Copy out every line containing the word "tire".

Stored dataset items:
# # #

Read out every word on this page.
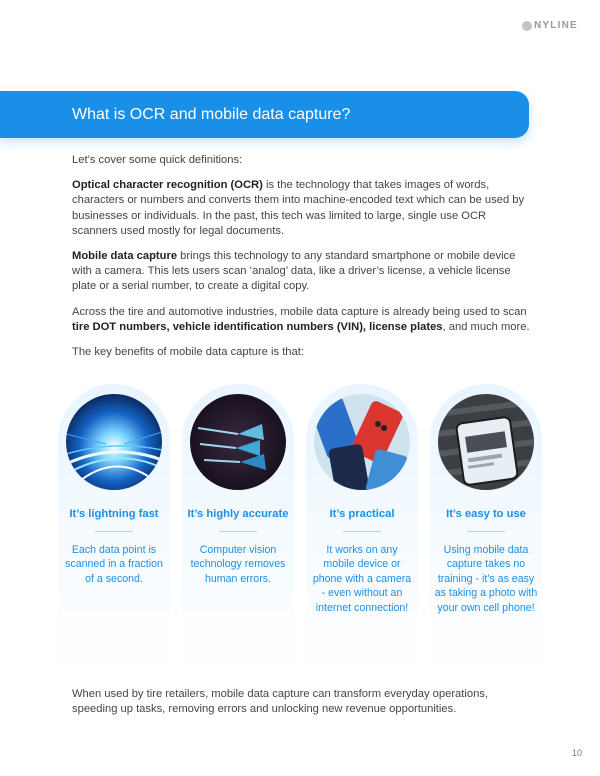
NYLINE
What is OCR and mobile data capture?

Let’s cover some quick definitions:

Optical character recognition (OCR) is the technology that takes images of words, characters or numbers and converts them into machine-encoded text which can be used by businesses or individuals. In the past, this tech was limited to large, single use OCR scanners used mostly for legal documents.

Mobile data capture brings this technology to any standard smartphone or mobile device with a camera. This lets users scan ‘analog’ data, like a driver’s license, a vehicle license plate or a serial number, to create a digital copy.

Across the tire and automotive industries, mobile data capture is already being used to scan tire DOT numbers, vehicle identification numbers (VIN), license plates, and much more.

The key benefits of mobile data capture is that:

It’s lightning fast
Each data point is scanned in a fraction of a second.
It’s highly accurate
Computer vision technology removes human errors.
It’s practical
It works on any mobile device or phone with a camera - even without an internet connection!
It’s easy to use
Using mobile data capture takes no training - it’s as easy as taking a photo with your own cell phone!

When used by tire retailers, mobile data capture can transform everyday operations, speeding up tasks, removing errors and unlocking new revenue opportunities.

10
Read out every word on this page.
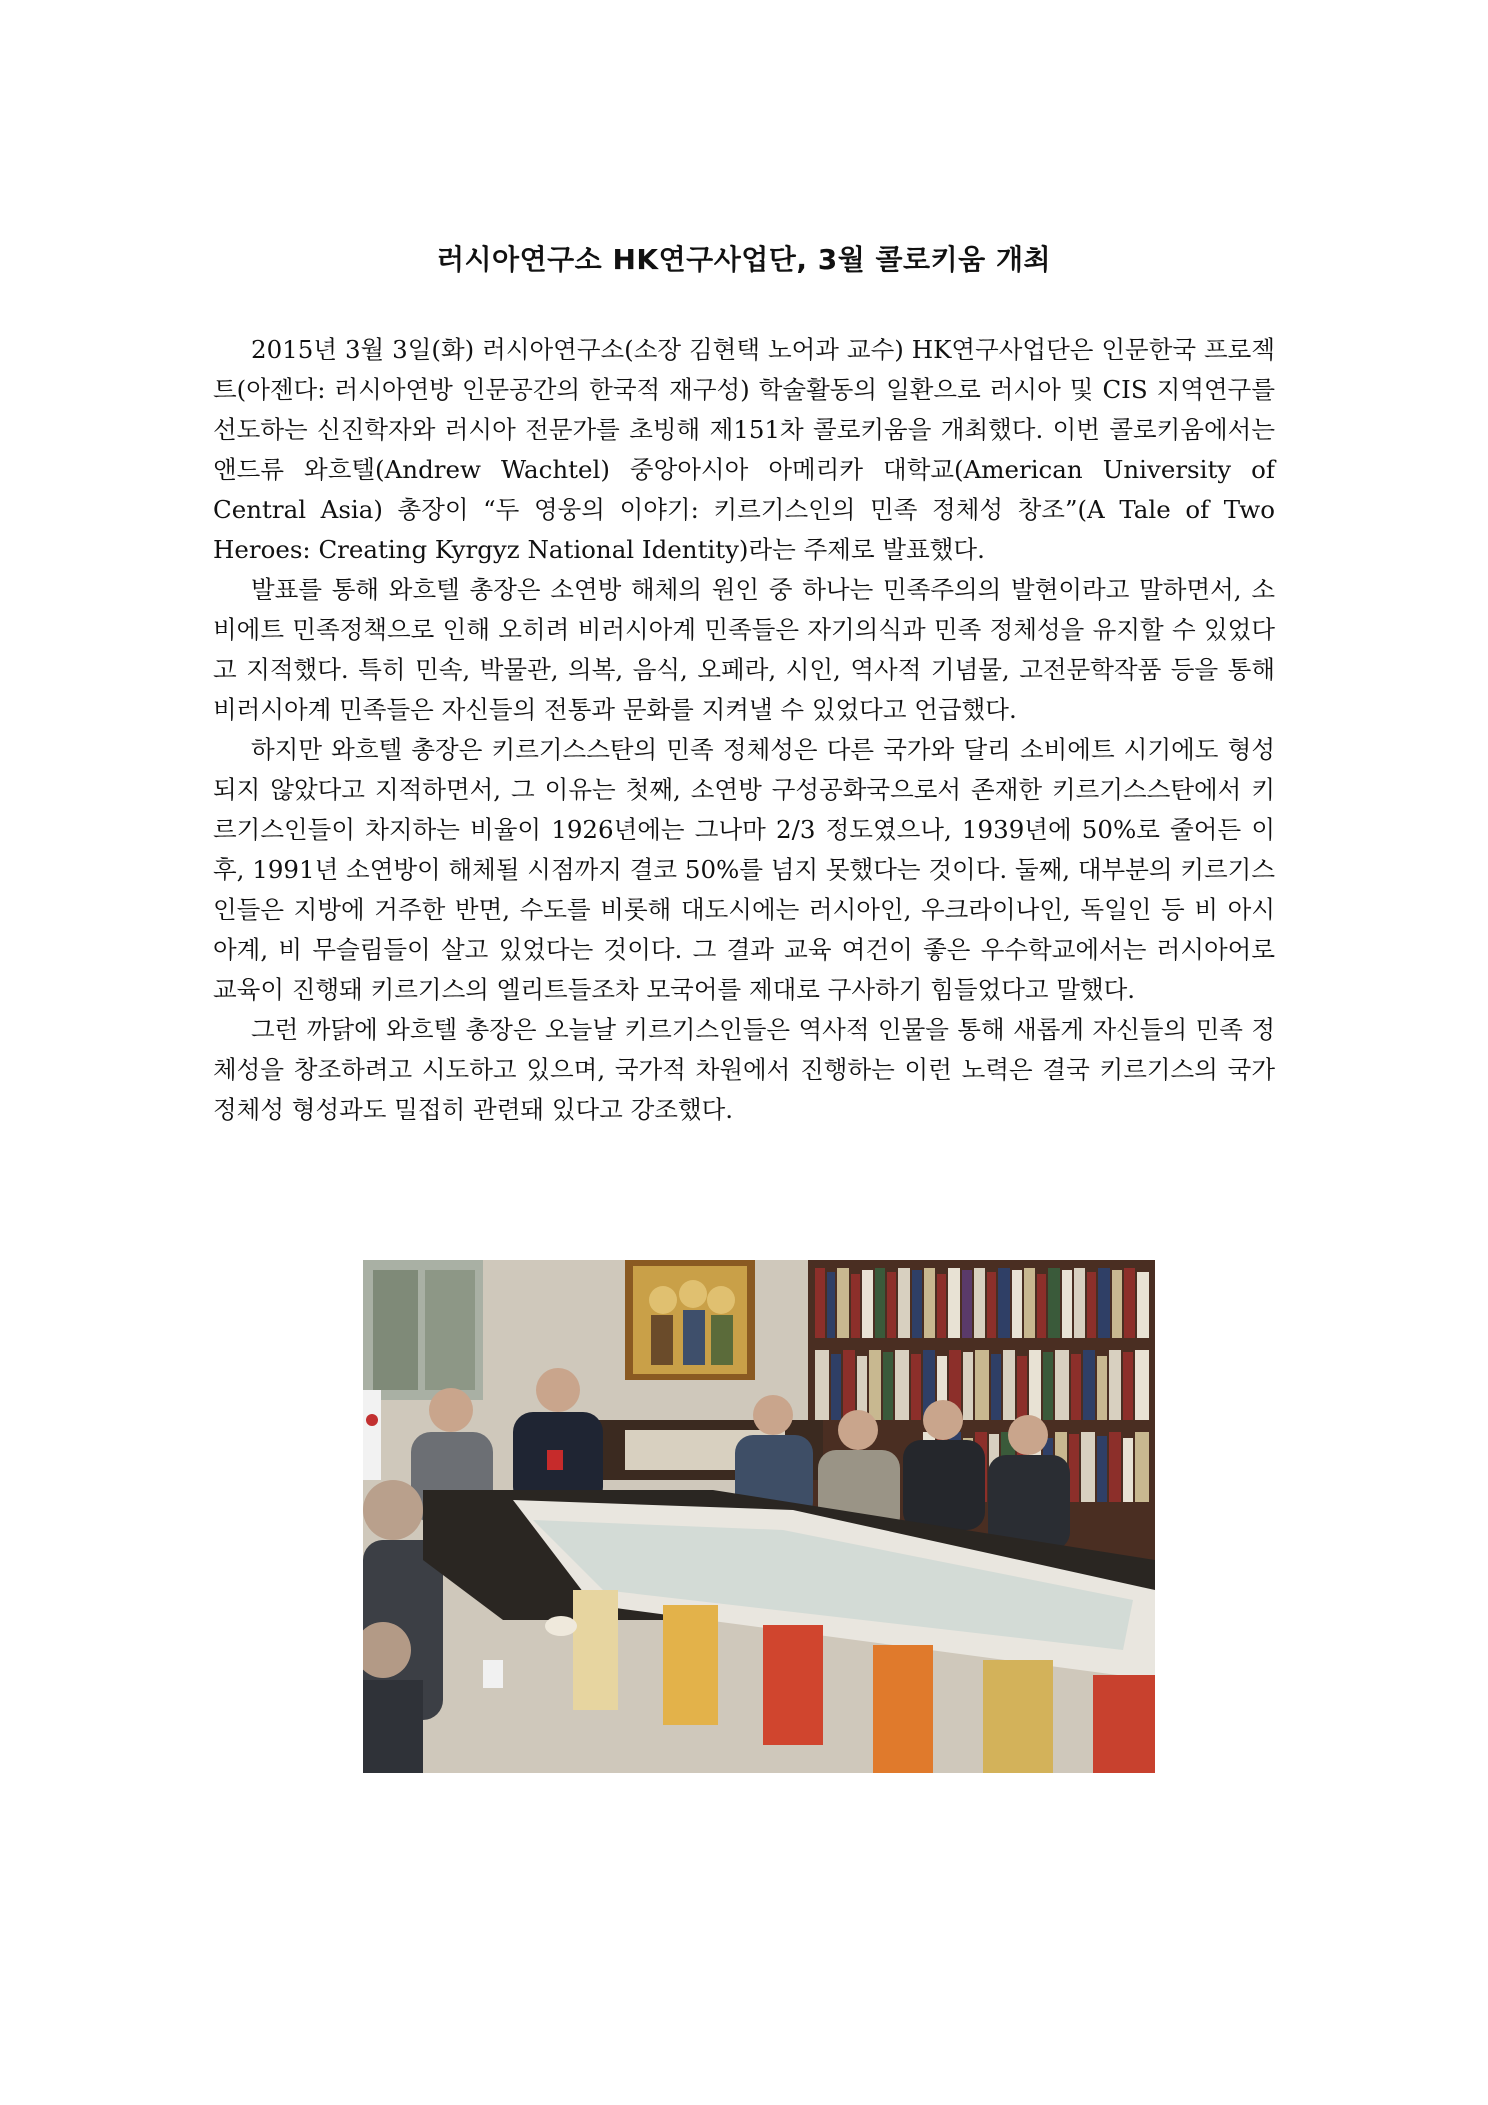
러시아연구소 HK연구사업단, 3월 콜로키움 개최

2015년 3월 3일(화) 러시아연구소(소장 김현택 노어과 교수) HK연구사업단은 인문한국 프로젝트(아젠다: 러시아연방 인문공간의 한국적 재구성) 학술활동의 일환으로 러시아 및 CIS 지역연구를 선도하는 신진학자와 러시아 전문가를 초빙해 제151차 콜로키움을 개최했다. 이번 콜로키움에서는 앤드류 와흐텔(Andrew Wachtel) 중앙아시아 아메리카 대학교(American University of Central Asia) 총장이 “두 영웅의 이야기: 키르기스인의 민족 정체성 창조”(A Tale of Two Heroes: Creating Kyrgyz National Identity)라는 주제로 발표했다.

발표를 통해 와흐텔 총장은 소연방 해체의 원인 중 하나는 민족주의의 발현이라고 말하면서, 소비에트 민족정책으로 인해 오히려 비러시아계 민족들은 자기의식과 민족 정체성을 유지할 수 있었다고 지적했다. 특히 민속, 박물관, 의복, 음식, 오페라, 시인, 역사적 기념물, 고전문학작품 등을 통해 비러시아계 민족들은 자신들의 전통과 문화를 지켜낼 수 있었다고 언급했다.

하지만 와흐텔 총장은 키르기스스탄의 민족 정체성은 다른 국가와 달리 소비에트 시기에도 형성되지 않았다고 지적하면서, 그 이유는 첫째, 소연방 구성공화국으로서 존재한 키르기스스탄에서 키르기스인들이 차지하는 비율이 1926년에는 그나마 2/3 정도였으나, 1939년에 50%로 줄어든 이후, 1991년 소연방이 해체될 시점까지 결코 50%를 넘지 못했다는 것이다. 둘째, 대부분의 키르기스인들은 지방에 거주한 반면, 수도를 비롯해 대도시에는 러시아인, 우크라이나인, 독일인 등 비 아시아계, 비 무슬림들이 살고 있었다는 것이다. 그 결과 교육 여건이 좋은 우수학교에서는 러시아어로 교육이 진행돼 키르기스의 엘리트들조차 모국어를 제대로 구사하기 힘들었다고 말했다.

그런 까닭에 와흐텔 총장은 오늘날 키르기스인들은 역사적 인물을 통해 새롭게 자신들의 민족 정체성을 창조하려고 시도하고 있으며, 국가적 차원에서 진행하는 이런 노력은 결국 키르기스의 국가 정체성 형성과도 밀접히 관련돼 있다고 강조했다.
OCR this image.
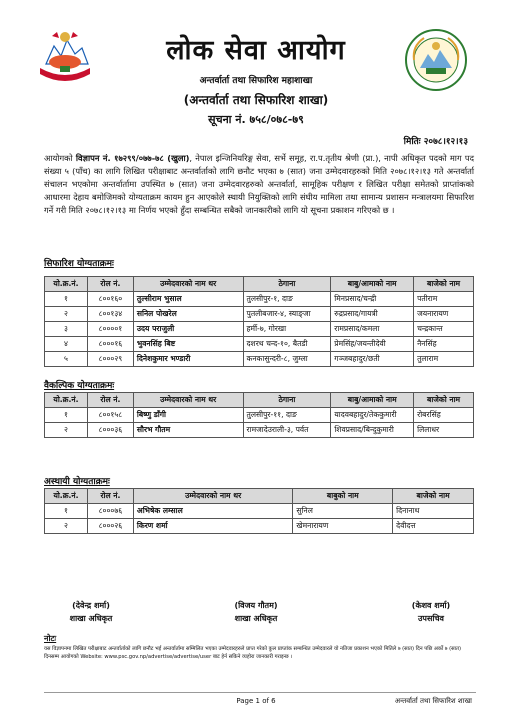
लोक सेवा आयोग
अन्तर्वार्ता तथा सिफारिश महाशाखा
(अन्तर्वार्ता तथा सिफारिश शाखा)
सूचना नं. ७५८/०७८-७९
मितिः २०७८।१२।१३
आयोगको विज्ञापन नं. १७२९९/०७७-७८ (खुला), नेपाल इन्जिनियरिङ्ग सेवा, सर्भे समूह, रा.प.तृतीय श्रेणी (प्रा.), नापी अधिकृत पदको माग पद संख्या ५ (पाँच) का लागि लिखित परीक्षाबाट अन्तर्वार्ताको लागि छनौट भएका ७ (सात) जना उम्मेदवारहरुको मिति २०७८।१२।१३ गते अन्तर्वार्ता संचालन भएकोमा अन्तर्वार्तामा उपस्थित ७ (सात) जना उम्मेदवारहरुको अन्तर्वार्ता, सामूहिक परीक्षण र लिखित परीक्षा समेतको प्राप्तांकको आधारमा देहाय बमोजिमको योग्यताक्रम कायम हुन आएकोले स्थायी नियुक्तिको लागि संघीय मामिला तथा सामान्य प्रशासन मन्त्रालयमा सिफारिश गर्ने गरी मिति २०७८।१२।१३ मा निर्णय भएको हुँदा सम्बन्धित सबैको जानकारीको लागि यो सूचना प्रकाशन गरिएको छ ।
सिफारिश योग्यताक्रमः
यो.क्र.नं.	रोल नं.	उम्मेदवारको नाम थर	ठेगाना	बाबु/आमाको नाम	बाजेको नाम
१	८००१६०	तुल्सीराम भुसाल	तुलसीपुर-१, दाङ	मिनप्रसाद/चन्द्री	पतीराम
२	८००१३४	सनिल पोखरेल	पुतलीबजार-४, स्याङ्जा	रुद्रप्रसाद/गायत्री	जयनारायण
३	८००००१	उदय पराजुली	हर्मी-७, गोरखा	रामप्रसाद/कमला	चन्द्रकान्त
४	८०००१६	भुवनसिंह बिष्ट	दशरथ चन्द-१०, बैतडी	प्रेमसिंह/जयन्तीदेवी	नैनसिंह
५	८०००२९	दिनेशकुमार भण्डारी	कनकासुन्दरी-८, जुम्ला	गञ्जबहादुर/छती	तुलाराम
वैकल्पिक योग्यताक्रमः
यो.क्र.नं.	रोल नं.	उम्मेदवारको नाम थर	ठेगाना	बाबु/आमाको नाम	बाजेको नाम
१	८००१५८	बिष्णु डाँगी	तुलसीपुर-११, दाङ	यादवबहादुर/तेककुमारी	रोबरसिंह
२	८०००३६	सौरभ गौतम	रामजादेउराली-३, पर्वत	शिवप्रसाद/बिन्दुकुमारी	लिलाधर
अस्थायी योग्यताक्रमः
यो.क्र.नं.	रोल नं.	उम्मेदवारको नाम थर	बाबुको नाम	बाजेको नाम
१	८०००७६	अभिषेक लम्साल	सुनिल	दिनानाथ
२	८०००२६	किरण शर्मा	खेमनारायण	देवीदत्त
(देवेन्द्र शर्मा)
शाखा अधिकृत
(विजय गौतम)
शाखा अधिकृत
(केशव शर्मा)
उपसचिव
नोटः
यस विज्ञापनमा लिखित परीक्षाबाट अन्तर्वार्ताको लागि छनौट भई अन्तर्वार्तामा सम्मिलित भएका उम्मेदवारहरुले प्राप्त गरेको कुल प्राप्तांक सम्बन्धित उम्मेदवारले यो नतिजा प्रकाशन भएको मितिले ७ (सात) दिन पछि अर्को ७ (सात) दिनसम्म आयोगको Website: www.psc.gov.np/advertise/advertise/user बाट हेर्न सकिने व्यहोरा जानकारी गराइन्छ ।
Page 1 of 6	अन्तर्वार्ता तथा सिफारिश शाखा
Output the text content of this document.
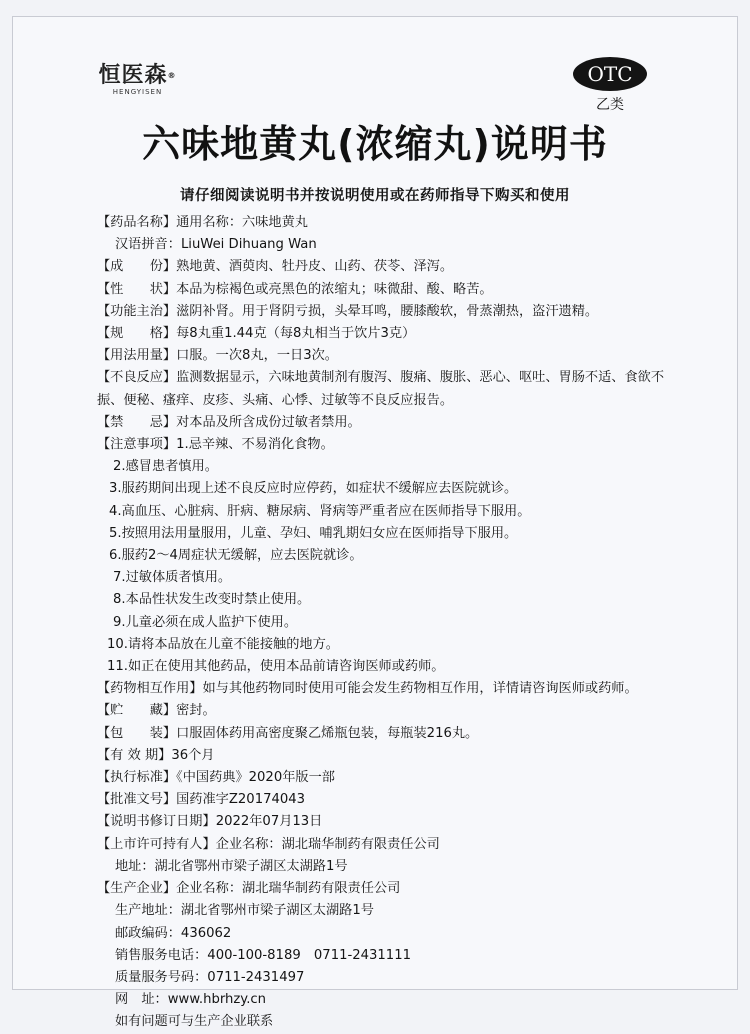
恒医森®
HENGYISEN
OTC
乙类
六味地黄丸(浓缩丸)说明书
请仔细阅读说明书并按说明使用或在药师指导下购买和使用
【药品名称】通用名称：六味地黄丸
汉语拼音：LiuWei Dihuang Wan
【成　　份】熟地黄、酒萸肉、牡丹皮、山药、茯苓、泽泻。
【性　　状】本品为棕褐色或亮黑色的浓缩丸；味微甜、酸、略苦。
【功能主治】滋阴补肾。用于肾阴亏损，头晕耳鸣，腰膝酸软，骨蒸潮热，盗汗遗精。
【规　　格】每8丸重1.44克（每8丸相当于饮片3克）
【用法用量】口服。一次8丸，一日3次。
【不良反应】监测数据显示，六味地黄制剂有腹泻、腹痛、腹胀、恶心、呕吐、胃肠不适、食欲不振、便秘、瘙痒、皮疹、头痛、心悸、过敏等不良反应报告。
【禁　　忌】对本品及所含成份过敏者禁用。
【注意事项】1.忌辛辣、不易消化食物。
2.感冒患者慎用。
3.服药期间出现上述不良反应时应停药，如症状不缓解应去医院就诊。
4.高血压、心脏病、肝病、糖尿病、肾病等严重者应在医师指导下服用。
5.按照用法用量服用，儿童、孕妇、哺乳期妇女应在医师指导下服用。
6.服药2～4周症状无缓解，应去医院就诊。
7.过敏体质者慎用。
8.本品性状发生改变时禁止使用。
9.儿童必须在成人监护下使用。
10.请将本品放在儿童不能接触的地方。
11.如正在使用其他药品，使用本品前请咨询医师或药师。
【药物相互作用】如与其他药物同时使用可能会发生药物相互作用，详情请咨询医师或药师。
【贮　　藏】密封。
【包　　装】口服固体药用高密度聚乙烯瓶包装，每瓶装216丸。
【有 效 期】36个月
【执行标准】《中国药典》2020年版一部
【批准文号】国药准字Z20174043
【说明书修订日期】2022年07月13日
【上市许可持有人】企业名称：湖北瑞华制药有限责任公司
地址：湖北省鄂州市梁子湖区太湖路1号
【生产企业】企业名称：湖北瑞华制药有限责任公司
生产地址：湖北省鄂州市梁子湖区太湖路1号
邮政编码：436062
销售服务电话：400-100-8189　0711-2431111
质量服务号码：0711-2431497
网　址：www.hbrhzy.cn
如有问题可与生产企业联系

# # #

Answer to the task>
Across the tire and automotive industries, mobile data capture is already being used to scan tire DOT numbers, vehicle identification numbers (VIN), license plates, and much more.
When used by tire retailers, mobile data capture can transform everyday operations, speeding up tasks, removing errors and unlocking new revenue opportunities.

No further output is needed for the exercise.